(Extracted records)
[Start]
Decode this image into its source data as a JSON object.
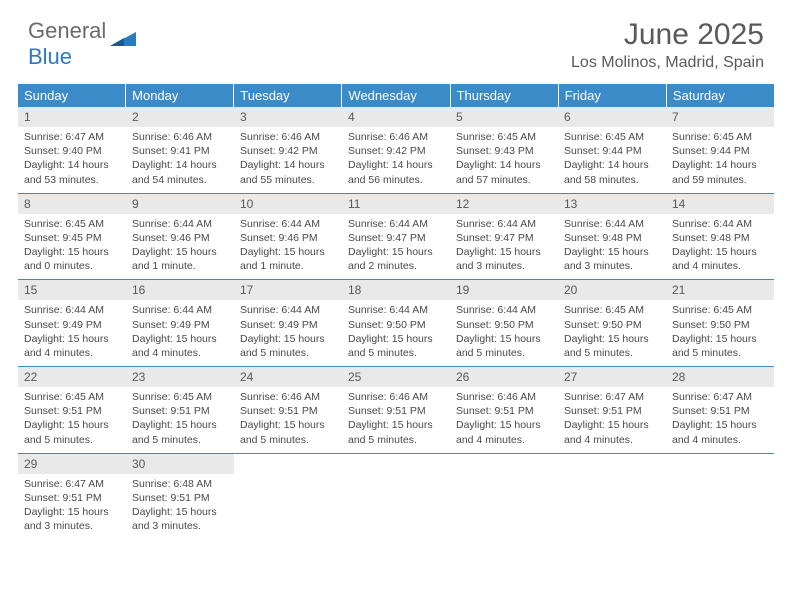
{
  "brand": {
    "word1": "General",
    "word2": "Blue"
  },
  "title": "June 2025",
  "location": "Los Molinos, Madrid, Spain",
  "colors": {
    "header_bg": "#3b8bc8",
    "header_fg": "#ffffff",
    "daynum_bg": "#e9e9e9",
    "rule": "#3b8bc8",
    "text": "#4a4a4a",
    "brand_gray": "#6b6b6b",
    "brand_blue": "#2a7bbf"
  },
  "dows": [
    "Sunday",
    "Monday",
    "Tuesday",
    "Wednesday",
    "Thursday",
    "Friday",
    "Saturday"
  ],
  "weeks": [
    [
      {
        "n": "1",
        "sr": "Sunrise: 6:47 AM",
        "ss": "Sunset: 9:40 PM",
        "d1": "Daylight: 14 hours",
        "d2": "and 53 minutes."
      },
      {
        "n": "2",
        "sr": "Sunrise: 6:46 AM",
        "ss": "Sunset: 9:41 PM",
        "d1": "Daylight: 14 hours",
        "d2": "and 54 minutes."
      },
      {
        "n": "3",
        "sr": "Sunrise: 6:46 AM",
        "ss": "Sunset: 9:42 PM",
        "d1": "Daylight: 14 hours",
        "d2": "and 55 minutes."
      },
      {
        "n": "4",
        "sr": "Sunrise: 6:46 AM",
        "ss": "Sunset: 9:42 PM",
        "d1": "Daylight: 14 hours",
        "d2": "and 56 minutes."
      },
      {
        "n": "5",
        "sr": "Sunrise: 6:45 AM",
        "ss": "Sunset: 9:43 PM",
        "d1": "Daylight: 14 hours",
        "d2": "and 57 minutes."
      },
      {
        "n": "6",
        "sr": "Sunrise: 6:45 AM",
        "ss": "Sunset: 9:44 PM",
        "d1": "Daylight: 14 hours",
        "d2": "and 58 minutes."
      },
      {
        "n": "7",
        "sr": "Sunrise: 6:45 AM",
        "ss": "Sunset: 9:44 PM",
        "d1": "Daylight: 14 hours",
        "d2": "and 59 minutes."
      }
    ],
    [
      {
        "n": "8",
        "sr": "Sunrise: 6:45 AM",
        "ss": "Sunset: 9:45 PM",
        "d1": "Daylight: 15 hours",
        "d2": "and 0 minutes."
      },
      {
        "n": "9",
        "sr": "Sunrise: 6:44 AM",
        "ss": "Sunset: 9:46 PM",
        "d1": "Daylight: 15 hours",
        "d2": "and 1 minute."
      },
      {
        "n": "10",
        "sr": "Sunrise: 6:44 AM",
        "ss": "Sunset: 9:46 PM",
        "d1": "Daylight: 15 hours",
        "d2": "and 1 minute."
      },
      {
        "n": "11",
        "sr": "Sunrise: 6:44 AM",
        "ss": "Sunset: 9:47 PM",
        "d1": "Daylight: 15 hours",
        "d2": "and 2 minutes."
      },
      {
        "n": "12",
        "sr": "Sunrise: 6:44 AM",
        "ss": "Sunset: 9:47 PM",
        "d1": "Daylight: 15 hours",
        "d2": "and 3 minutes."
      },
      {
        "n": "13",
        "sr": "Sunrise: 6:44 AM",
        "ss": "Sunset: 9:48 PM",
        "d1": "Daylight: 15 hours",
        "d2": "and 3 minutes."
      },
      {
        "n": "14",
        "sr": "Sunrise: 6:44 AM",
        "ss": "Sunset: 9:48 PM",
        "d1": "Daylight: 15 hours",
        "d2": "and 4 minutes."
      }
    ],
    [
      {
        "n": "15",
        "sr": "Sunrise: 6:44 AM",
        "ss": "Sunset: 9:49 PM",
        "d1": "Daylight: 15 hours",
        "d2": "and 4 minutes."
      },
      {
        "n": "16",
        "sr": "Sunrise: 6:44 AM",
        "ss": "Sunset: 9:49 PM",
        "d1": "Daylight: 15 hours",
        "d2": "and 4 minutes."
      },
      {
        "n": "17",
        "sr": "Sunrise: 6:44 AM",
        "ss": "Sunset: 9:49 PM",
        "d1": "Daylight: 15 hours",
        "d2": "and 5 minutes."
      },
      {
        "n": "18",
        "sr": "Sunrise: 6:44 AM",
        "ss": "Sunset: 9:50 PM",
        "d1": "Daylight: 15 hours",
        "d2": "and 5 minutes."
      },
      {
        "n": "19",
        "sr": "Sunrise: 6:44 AM",
        "ss": "Sunset: 9:50 PM",
        "d1": "Daylight: 15 hours",
        "d2": "and 5 minutes."
      },
      {
        "n": "20",
        "sr": "Sunrise: 6:45 AM",
        "ss": "Sunset: 9:50 PM",
        "d1": "Daylight: 15 hours",
        "d2": "and 5 minutes."
      },
      {
        "n": "21",
        "sr": "Sunrise: 6:45 AM",
        "ss": "Sunset: 9:50 PM",
        "d1": "Daylight: 15 hours",
        "d2": "and 5 minutes."
      }
    ],
    [
      {
        "n": "22",
        "sr": "Sunrise: 6:45 AM",
        "ss": "Sunset: 9:51 PM",
        "d1": "Daylight: 15 hours",
        "d2": "and 5 minutes."
      },
      {
        "n": "23",
        "sr": "Sunrise: 6:45 AM",
        "ss": "Sunset: 9:51 PM",
        "d1": "Daylight: 15 hours",
        "d2": "and 5 minutes."
      },
      {
        "n": "24",
        "sr": "Sunrise: 6:46 AM",
        "ss": "Sunset: 9:51 PM",
        "d1": "Daylight: 15 hours",
        "d2": "and 5 minutes."
      },
      {
        "n": "25",
        "sr": "Sunrise: 6:46 AM",
        "ss": "Sunset: 9:51 PM",
        "d1": "Daylight: 15 hours",
        "d2": "and 5 minutes."
      },
      {
        "n": "26",
        "sr": "Sunrise: 6:46 AM",
        "ss": "Sunset: 9:51 PM",
        "d1": "Daylight: 15 hours",
        "d2": "and 4 minutes."
      },
      {
        "n": "27",
        "sr": "Sunrise: 6:47 AM",
        "ss": "Sunset: 9:51 PM",
        "d1": "Daylight: 15 hours",
        "d2": "and 4 minutes."
      },
      {
        "n": "28",
        "sr": "Sunrise: 6:47 AM",
        "ss": "Sunset: 9:51 PM",
        "d1": "Daylight: 15 hours",
        "d2": "and 4 minutes."
      }
    ],
    [
      {
        "n": "29",
        "sr": "Sunrise: 6:47 AM",
        "ss": "Sunset: 9:51 PM",
        "d1": "Daylight: 15 hours",
        "d2": "and 3 minutes."
      },
      {
        "n": "30",
        "sr": "Sunrise: 6:48 AM",
        "ss": "Sunset: 9:51 PM",
        "d1": "Daylight: 15 hours",
        "d2": "and 3 minutes."
      },
      {
        "empty": true
      },
      {
        "empty": true
      },
      {
        "empty": true
      },
      {
        "empty": true
      },
      {
        "empty": true
      }
    ]
  ]
}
[End]
What is asked: Quote each line of the listing exactly, but leave the pictures out.

In response:
Decode this image into its source data as a JSON object.
{
  "brand": {
    "word1": "General",
    "word2": "Blue"
  },
  "title": "June 2025",
  "location": "Los Molinos, Madrid, Spain",
  "colors": {
    "header_bg": "#3b8bc8",
    "header_fg": "#ffffff",
    "daynum_bg": "#e9e9e9",
    "rule": "#3b8bc8",
    "text": "#4a4a4a",
    "brand_gray": "#6b6b6b",
    "brand_blue": "#2a7bbf"
  },
  "dows": [
    "Sunday",
    "Monday",
    "Tuesday",
    "Wednesday",
    "Thursday",
    "Friday",
    "Saturday"
  ],
  "weeks": [
    [
      {
        "n": "1",
        "sr": "Sunrise: 6:47 AM",
        "ss": "Sunset: 9:40 PM",
        "d1": "Daylight: 14 hours",
        "d2": "and 53 minutes."
      },
      {
        "n": "2",
        "sr": "Sunrise: 6:46 AM",
        "ss": "Sunset: 9:41 PM",
        "d1": "Daylight: 14 hours",
        "d2": "and 54 minutes."
      },
      {
        "n": "3",
        "sr": "Sunrise: 6:46 AM",
        "ss": "Sunset: 9:42 PM",
        "d1": "Daylight: 14 hours",
        "d2": "and 55 minutes."
      },
      {
        "n": "4",
        "sr": "Sunrise: 6:46 AM",
        "ss": "Sunset: 9:42 PM",
        "d1": "Daylight: 14 hours",
        "d2": "and 56 minutes."
      },
      {
        "n": "5",
        "sr": "Sunrise: 6:45 AM",
        "ss": "Sunset: 9:43 PM",
        "d1": "Daylight: 14 hours",
        "d2": "and 57 minutes."
      },
      {
        "n": "6",
        "sr": "Sunrise: 6:45 AM",
        "ss": "Sunset: 9:44 PM",
        "d1": "Daylight: 14 hours",
        "d2": "and 58 minutes."
      },
      {
        "n": "7",
        "sr": "Sunrise: 6:45 AM",
        "ss": "Sunset: 9:44 PM",
        "d1": "Daylight: 14 hours",
        "d2": "and 59 minutes."
      }
    ],
    [
      {
        "n": "8",
        "sr": "Sunrise: 6:45 AM",
        "ss": "Sunset: 9:45 PM",
        "d1": "Daylight: 15 hours",
        "d2": "and 0 minutes."
      },
      {
        "n": "9",
        "sr": "Sunrise: 6:44 AM",
        "ss": "Sunset: 9:46 PM",
        "d1": "Daylight: 15 hours",
        "d2": "and 1 minute."
      },
      {
        "n": "10",
        "sr": "Sunrise: 6:44 AM",
        "ss": "Sunset: 9:46 PM",
        "d1": "Daylight: 15 hours",
        "d2": "and 1 minute."
      },
      {
        "n": "11",
        "sr": "Sunrise: 6:44 AM",
        "ss": "Sunset: 9:47 PM",
        "d1": "Daylight: 15 hours",
        "d2": "and 2 minutes."
      },
      {
        "n": "12",
        "sr": "Sunrise: 6:44 AM",
        "ss": "Sunset: 9:47 PM",
        "d1": "Daylight: 15 hours",
        "d2": "and 3 minutes."
      },
      {
        "n": "13",
        "sr": "Sunrise: 6:44 AM",
        "ss": "Sunset: 9:48 PM",
        "d1": "Daylight: 15 hours",
        "d2": "and 3 minutes."
      },
      {
        "n": "14",
        "sr": "Sunrise: 6:44 AM",
        "ss": "Sunset: 9:48 PM",
        "d1": "Daylight: 15 hours",
        "d2": "and 4 minutes."
      }
    ],
    [
      {
        "n": "15",
        "sr": "Sunrise: 6:44 AM",
        "ss": "Sunset: 9:49 PM",
        "d1": "Daylight: 15 hours",
        "d2": "and 4 minutes."
      },
      {
        "n": "16",
        "sr": "Sunrise: 6:44 AM",
        "ss": "Sunset: 9:49 PM",
        "d1": "Daylight: 15 hours",
        "d2": "and 4 minutes."
      },
      {
        "n": "17",
        "sr": "Sunrise: 6:44 AM",
        "ss": "Sunset: 9:49 PM",
        "d1": "Daylight: 15 hours",
        "d2": "and 5 minutes."
      },
      {
        "n": "18",
        "sr": "Sunrise: 6:44 AM",
        "ss": "Sunset: 9:50 PM",
        "d1": "Daylight: 15 hours",
        "d2": "and 5 minutes."
      },
      {
        "n": "19",
        "sr": "Sunrise: 6:44 AM",
        "ss": "Sunset: 9:50 PM",
        "d1": "Daylight: 15 hours",
        "d2": "and 5 minutes."
      },
      {
        "n": "20",
        "sr": "Sunrise: 6:45 AM",
        "ss": "Sunset: 9:50 PM",
        "d1": "Daylight: 15 hours",
        "d2": "and 5 minutes."
      },
      {
        "n": "21",
        "sr": "Sunrise: 6:45 AM",
        "ss": "Sunset: 9:50 PM",
        "d1": "Daylight: 15 hours",
        "d2": "and 5 minutes."
      }
    ],
    [
      {
        "n": "22",
        "sr": "Sunrise: 6:45 AM",
        "ss": "Sunset: 9:51 PM",
        "d1": "Daylight: 15 hours",
        "d2": "and 5 minutes."
      },
      {
        "n": "23",
        "sr": "Sunrise: 6:45 AM",
        "ss": "Sunset: 9:51 PM",
        "d1": "Daylight: 15 hours",
        "d2": "and 5 minutes."
      },
      {
        "n": "24",
        "sr": "Sunrise: 6:46 AM",
        "ss": "Sunset: 9:51 PM",
        "d1": "Daylight: 15 hours",
        "d2": "and 5 minutes."
      },
      {
        "n": "25",
        "sr": "Sunrise: 6:46 AM",
        "ss": "Sunset: 9:51 PM",
        "d1": "Daylight: 15 hours",
        "d2": "and 5 minutes."
      },
      {
        "n": "26",
        "sr": "Sunrise: 6:46 AM",
        "ss": "Sunset: 9:51 PM",
        "d1": "Daylight: 15 hours",
        "d2": "and 4 minutes."
      },
      {
        "n": "27",
        "sr": "Sunrise: 6:47 AM",
        "ss": "Sunset: 9:51 PM",
        "d1": "Daylight: 15 hours",
        "d2": "and 4 minutes."
      },
      {
        "n": "28",
        "sr": "Sunrise: 6:47 AM",
        "ss": "Sunset: 9:51 PM",
        "d1": "Daylight: 15 hours",
        "d2": "and 4 minutes."
      }
    ],
    [
      {
        "n": "29",
        "sr": "Sunrise: 6:47 AM",
        "ss": "Sunset: 9:51 PM",
        "d1": "Daylight: 15 hours",
        "d2": "and 3 minutes."
      },
      {
        "n": "30",
        "sr": "Sunrise: 6:48 AM",
        "ss": "Sunset: 9:51 PM",
        "d1": "Daylight: 15 hours",
        "d2": "and 3 minutes."
      },
      {
        "empty": true
      },
      {
        "empty": true
      },
      {
        "empty": true
      },
      {
        "empty": true
      },
      {
        "empty": true
      }
    ]
  ]
}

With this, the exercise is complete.